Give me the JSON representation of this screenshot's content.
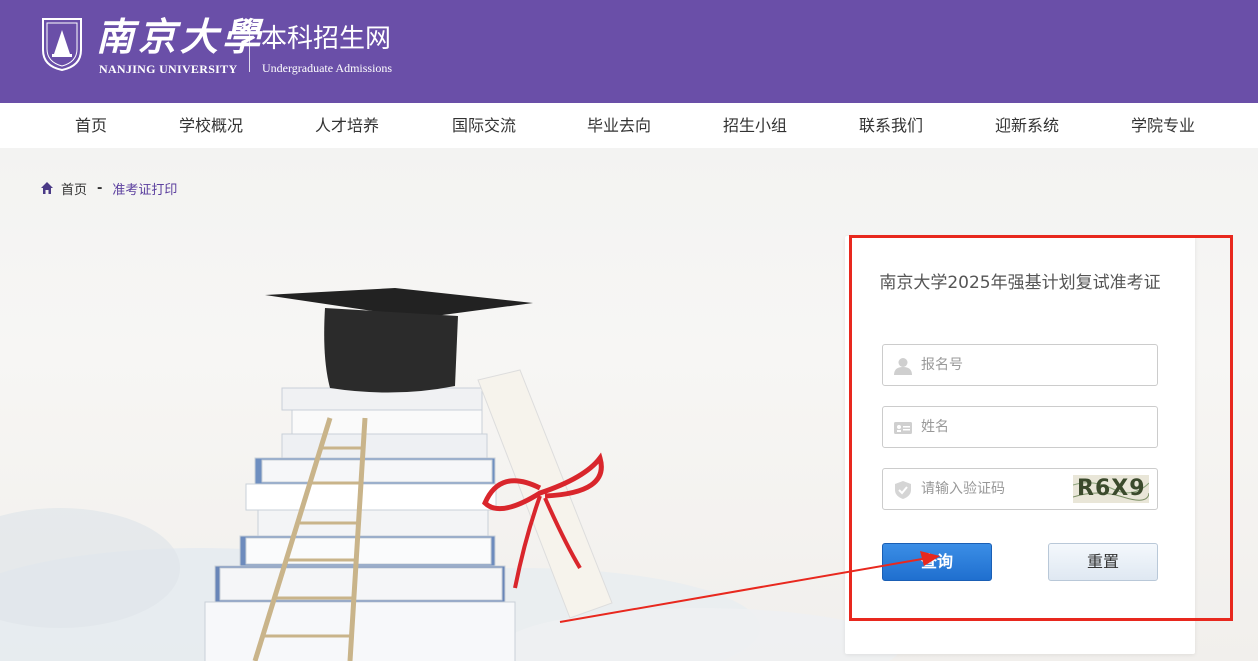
{
  "header": {
    "logo_cn": "南京大學",
    "logo_en": "NANJING UNIVERSITY",
    "site_title": "本科招生网",
    "site_subtitle": "Undergraduate Admissions"
  },
  "nav": [
    {
      "label": "首页"
    },
    {
      "label": "学校概况"
    },
    {
      "label": "人才培养"
    },
    {
      "label": "国际交流"
    },
    {
      "label": "毕业去向"
    },
    {
      "label": "招生小组"
    },
    {
      "label": "联系我们"
    },
    {
      "label": "迎新系统"
    },
    {
      "label": "学院专业"
    }
  ],
  "breadcrumb": {
    "home": "首页",
    "separator": "-",
    "current": "准考证打印"
  },
  "form": {
    "title": "南京大学2025年强基计划复试准考证",
    "reg_no_placeholder": "报名号",
    "name_placeholder": "姓名",
    "captcha_placeholder": "请输入验证码",
    "captcha_text": "R6X9",
    "query_label": "查询",
    "reset_label": "重置"
  },
  "colors": {
    "brand_purple": "#6a4fa8",
    "annotation_red": "#e8281e",
    "query_blue": "#2a7fdc"
  },
  "icons": {
    "home": "home-icon",
    "user": "user-icon",
    "id_card": "id-card-icon",
    "shield": "shield-icon"
  }
}
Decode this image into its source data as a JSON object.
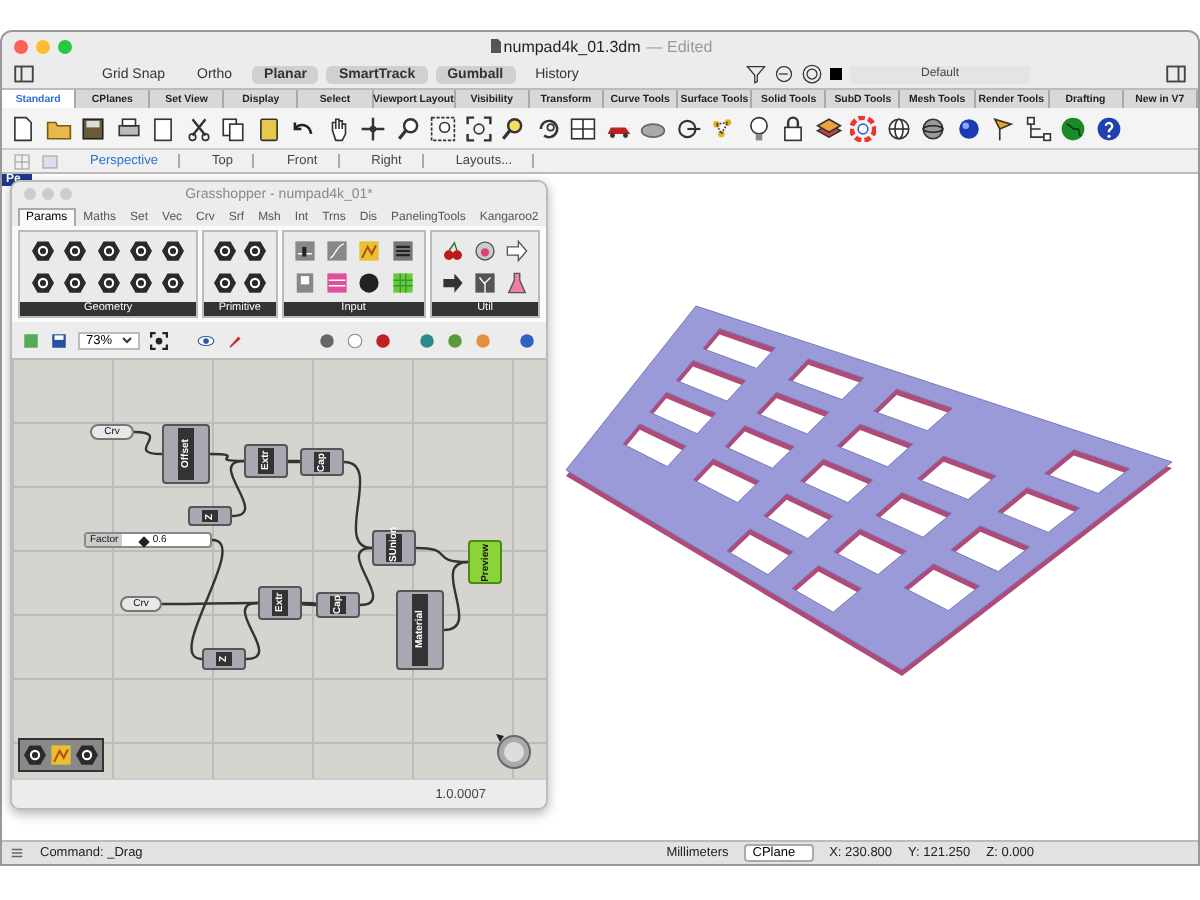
{
  "window": {
    "title": "numpad4k_01.3dm",
    "status": "— Edited"
  },
  "toolbar": {
    "toggles": [
      {
        "label": "Grid Snap",
        "on": false
      },
      {
        "label": "Ortho",
        "on": false
      },
      {
        "label": "Planar",
        "on": true
      },
      {
        "label": "SmartTrack",
        "on": true
      },
      {
        "label": "Gumball",
        "on": true
      },
      {
        "label": "History",
        "on": false
      }
    ],
    "layer": "Default"
  },
  "toolbar_tabs": [
    {
      "label": "Standard",
      "selected": true
    },
    {
      "label": "CPlanes",
      "selected": false
    },
    {
      "label": "Set View",
      "selected": false
    },
    {
      "label": "Display",
      "selected": false
    },
    {
      "label": "Select",
      "selected": false
    },
    {
      "label": "Viewport Layout",
      "selected": false
    },
    {
      "label": "Visibility",
      "selected": false
    },
    {
      "label": "Transform",
      "selected": false
    },
    {
      "label": "Curve Tools",
      "selected": false
    },
    {
      "label": "Surface Tools",
      "selected": false
    },
    {
      "label": "Solid Tools",
      "selected": false
    },
    {
      "label": "SubD Tools",
      "selected": false
    },
    {
      "label": "Mesh Tools",
      "selected": false
    },
    {
      "label": "Render Tools",
      "selected": false
    },
    {
      "label": "Drafting",
      "selected": false
    },
    {
      "label": "New in V7",
      "selected": false
    }
  ],
  "viewport_tabs": [
    {
      "label": "Perspective",
      "selected": true
    },
    {
      "label": "Top",
      "selected": false
    },
    {
      "label": "Front",
      "selected": false
    },
    {
      "label": "Right",
      "selected": false
    },
    {
      "label": "Layouts...",
      "selected": false
    }
  ],
  "viewport": {
    "label": "Pe"
  },
  "grasshopper": {
    "title": "Grasshopper - numpad4k_01*",
    "tabs": [
      {
        "label": "Params",
        "selected": true
      },
      {
        "label": "Maths",
        "selected": false
      },
      {
        "label": "Set",
        "selected": false
      },
      {
        "label": "Vec",
        "selected": false
      },
      {
        "label": "Crv",
        "selected": false
      },
      {
        "label": "Srf",
        "selected": false
      },
      {
        "label": "Msh",
        "selected": false
      },
      {
        "label": "Int",
        "selected": false
      },
      {
        "label": "Trns",
        "selected": false
      },
      {
        "label": "Dis",
        "selected": false
      },
      {
        "label": "PanelingTools",
        "selected": false
      },
      {
        "label": "Kangaroo2",
        "selected": false
      }
    ],
    "panels": [
      {
        "label": "Geometry"
      },
      {
        "label": "Primitive"
      },
      {
        "label": "Input"
      },
      {
        "label": "Util"
      }
    ],
    "zoom": "73%",
    "nodes": [
      {
        "kind": "param",
        "label": "Crv"
      },
      {
        "kind": "component",
        "label": "Offset"
      },
      {
        "kind": "component",
        "label": "Extr"
      },
      {
        "kind": "component",
        "label": "Cap"
      },
      {
        "kind": "component",
        "label": "Z"
      },
      {
        "kind": "slider",
        "label": "Factor",
        "value": "0.6",
        "level": 0.2
      },
      {
        "kind": "component",
        "label": "SUnion"
      },
      {
        "kind": "preview",
        "label": "Preview"
      },
      {
        "kind": "param",
        "label": "Crv"
      },
      {
        "kind": "component",
        "label": "Extr"
      },
      {
        "kind": "component",
        "label": "Cap"
      },
      {
        "kind": "component",
        "label": "Material"
      },
      {
        "kind": "component",
        "label": "Z"
      }
    ],
    "version": "1.0.0007"
  },
  "status_bar": {
    "command": "Command: _Drag",
    "units": "Millimeters",
    "cplane": "CPlane",
    "x": "X: 230.800",
    "y": "Y: 121.250",
    "z": "Z: 0.000"
  }
}
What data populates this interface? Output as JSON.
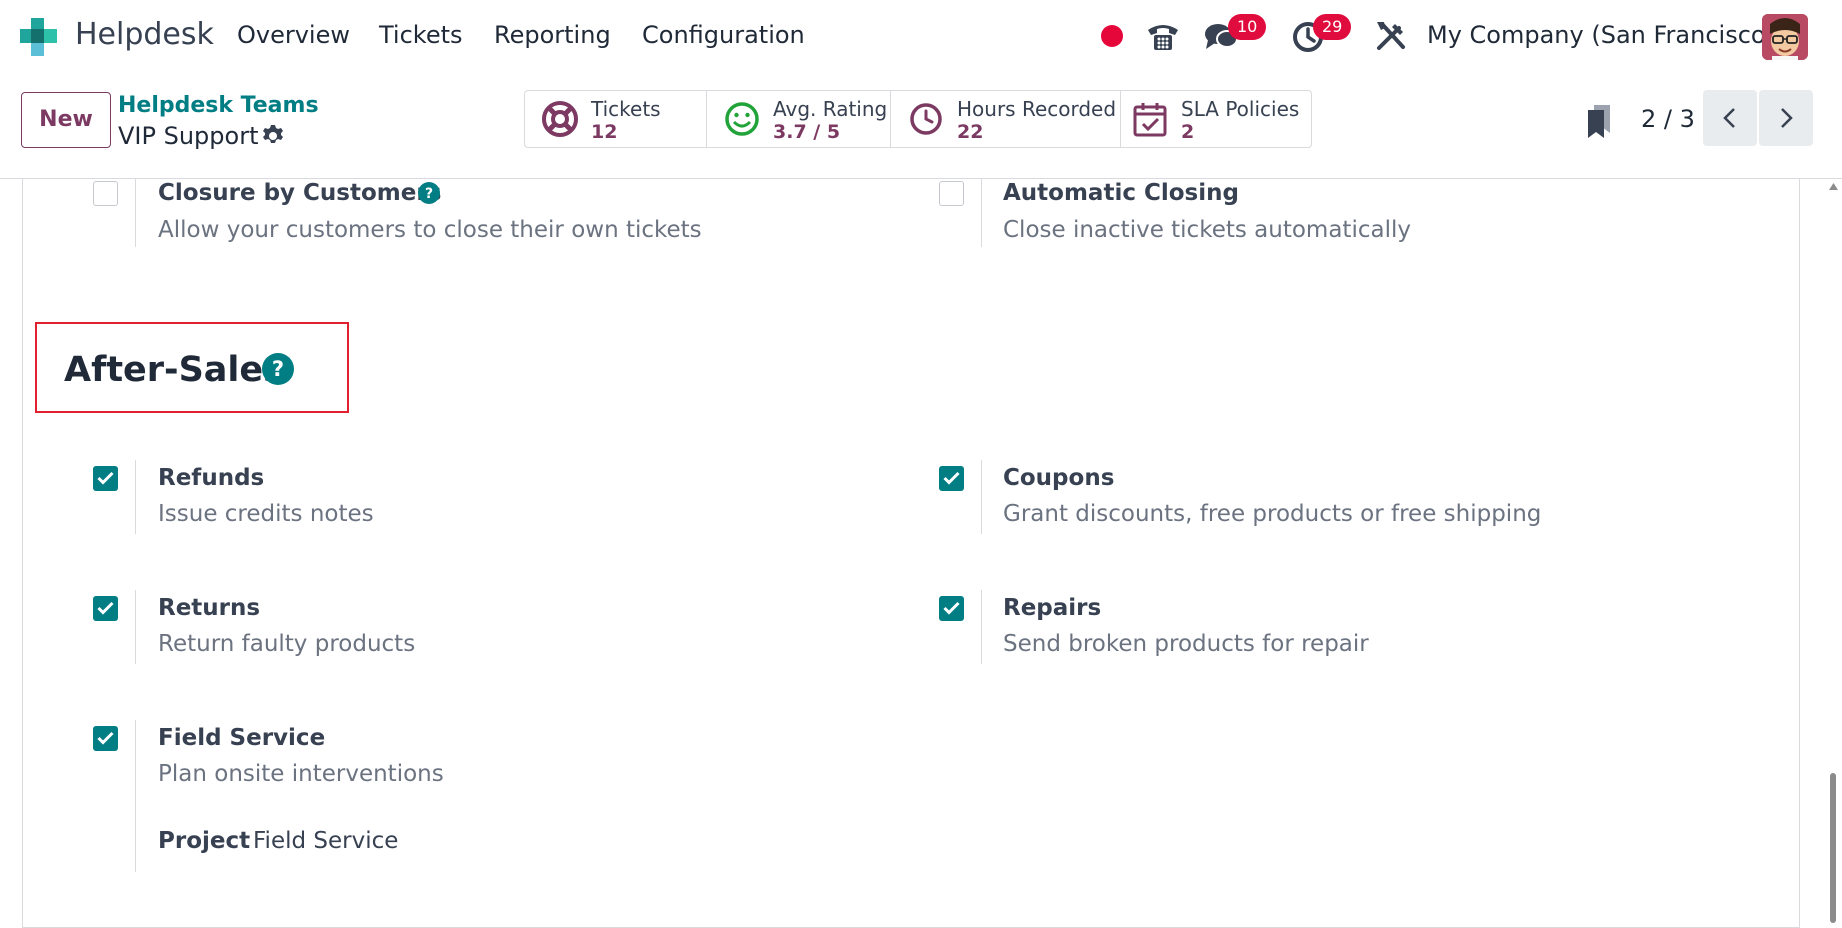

■ **The problem**
Copy the entries above faithfully and omit every image.

■ **Solution for this exercise**
Give me the JSON representation of this screenshot's content.
{
  "header": {
    "logo_cn": "南京大學",
    "logo_en": "NANJING UNIVERSITY",
    "site_title": "本科招生网",
    "site_subtitle": "Undergraduate Admissions"
  },
  "nav": [
    {
      "label": "首页"
    },
    {
      "label": "学校概况"
    },
    {
      "label": "人才培养"
    },
    {
      "label": "国际交流"
    },
    {
      "label": "毕业去向"
    },
    {
      "label": "招生小组"
    },
    {
      "label": "联系我们"
    },
    {
      "label": "迎新系统"
    },
    {
      "label": "学院专业"
    }
  ],
  "breadcrumb": {
    "home": "首页",
    "separator": "-",
    "current": "准考证打印"
  },
  "form": {
    "title": "南京大学2025年强基计划复试准考证",
    "reg_no_placeholder": "报名号",
    "name_placeholder": "姓名",
    "captcha_placeholder": "请输入验证码",
    "captcha_text": "R6X9",
    "query_label": "查询",
    "reset_label": "重置"
  },
  "colors": {
    "brand_purple": "#6a4fa8",
    "annotation_red": "#e8281e",
    "query_blue": "#2a7fdc"
  },
  "icons": {
    "home": "home-icon",
    "user": "user-icon",
    "id_card": "id-card-icon",
    "shield": "shield-icon"
  }
}
Decode this image into its source data as a JSON object.
{
  "window": {
    "title": "numpad4k_01.3dm",
    "status": "— Edited"
  },
  "toolbar": {
    "toggles": [
      {
        "label": "Grid Snap",
        "on": false
      },
      {
        "label": "Ortho",
        "on": false
      },
      {
        "label": "Planar",
        "on": true
      },
      {
        "label": "SmartTrack",
        "on": true
      },
      {
        "label": "Gumball",
        "on": true
      },
      {
        "label": "History",
        "on": false
      }
    ],
    "layer": "Default"
  },
  "toolbar_tabs": [
    {
      "label": "Standard",
      "selected": true
    },
    {
      "label": "CPlanes",
      "selected": false
    },
    {
      "label": "Set View",
      "selected": false
    },
    {
      "label": "Display",
      "selected": false
    },
    {
      "label": "Select",
      "selected": false
    },
    {
      "label": "Viewport Layout",
      "selected": false
    },
    {
      "label": "Visibility",
      "selected": false
    },
    {
      "label": "Transform",
      "selected": false
    },
    {
      "label": "Curve Tools",
      "selected": false
    },
    {
      "label": "Surface Tools",
      "selected": false
    },
    {
      "label": "Solid Tools",
      "selected": false
    },
    {
      "label": "SubD Tools",
      "selected": false
    },
    {
      "label": "Mesh Tools",
      "selected": false
    },
    {
      "label": "Render Tools",
      "selected": false
    },
    {
      "label": "Drafting",
      "selected": false
    },
    {
      "label": "New in V7",
      "selected": false
    }
  ],
  "viewport_tabs": [
    {
      "label": "Perspective",
      "selected": true
    },
    {
      "label": "Top",
      "selected": false
    },
    {
      "label": "Front",
      "selected": false
    },
    {
      "label": "Right",
      "selected": false
    },
    {
      "label": "Layouts...",
      "selected": false
    }
  ],
  "viewport": {
    "label": "Pe"
  },
  "grasshopper": {
    "title": "Grasshopper - numpad4k_01*",
    "tabs": [
      {
        "label": "Params",
        "selected": true
      },
      {
        "label": "Maths",
        "selected": false
      },
      {
        "label": "Set",
        "selected": false
      },
      {
        "label": "Vec",
        "selected": false
      },
      {
        "label": "Crv",
        "selected": false
      },
      {
        "label": "Srf",
        "selected": false
      },
      {
        "label": "Msh",
        "selected": false
      },
      {
        "label": "Int",
        "selected": false
      },
      {
        "label": "Trns",
        "selected": false
      },
      {
        "label": "Dis",
        "selected": false
      },
      {
        "label": "PanelingTools",
        "selected": false
      },
      {
        "label": "Kangaroo2",
        "selected": false
      }
    ],
    "panels": [
      {
        "label": "Geometry"
      },
      {
        "label": "Primitive"
      },
      {
        "label": "Input"
      },
      {
        "label": "Util"
      }
    ],
    "zoom": "73%",
    "nodes": [
      {
        "kind": "param",
        "label": "Crv"
      },
      {
        "kind": "component",
        "label": "Offset"
      },
      {
        "kind": "component",
        "label": "Extr"
      },
      {
        "kind": "component",
        "label": "Cap"
      },
      {
        "kind": "component",
        "label": "Z"
      },
      {
        "kind": "slider",
        "label": "Factor",
        "value": "0.6",
        "level": 0.2
      },
      {
        "kind": "component",
        "label": "SUnion"
      },
      {
        "kind": "preview",
        "label": "Preview"
      },
      {
        "kind": "param",
        "label": "Crv"
      },
      {
        "kind": "component",
        "label": "Extr"
      },
      {
        "kind": "component",
        "label": "Cap"
      },
      {
        "kind": "component",
        "label": "Material"
      },
      {
        "kind": "component",
        "label": "Z"
      }
    ],
    "version": "1.0.0007"
  },
  "status_bar": {
    "command": "Command: _Drag",
    "units": "Millimeters",
    "cplane": "CPlane",
    "x": "X: 230.800",
    "y": "Y: 121.250",
    "z": "Z: 0.000"
  }
}
What data populates this interface? Output as JSON.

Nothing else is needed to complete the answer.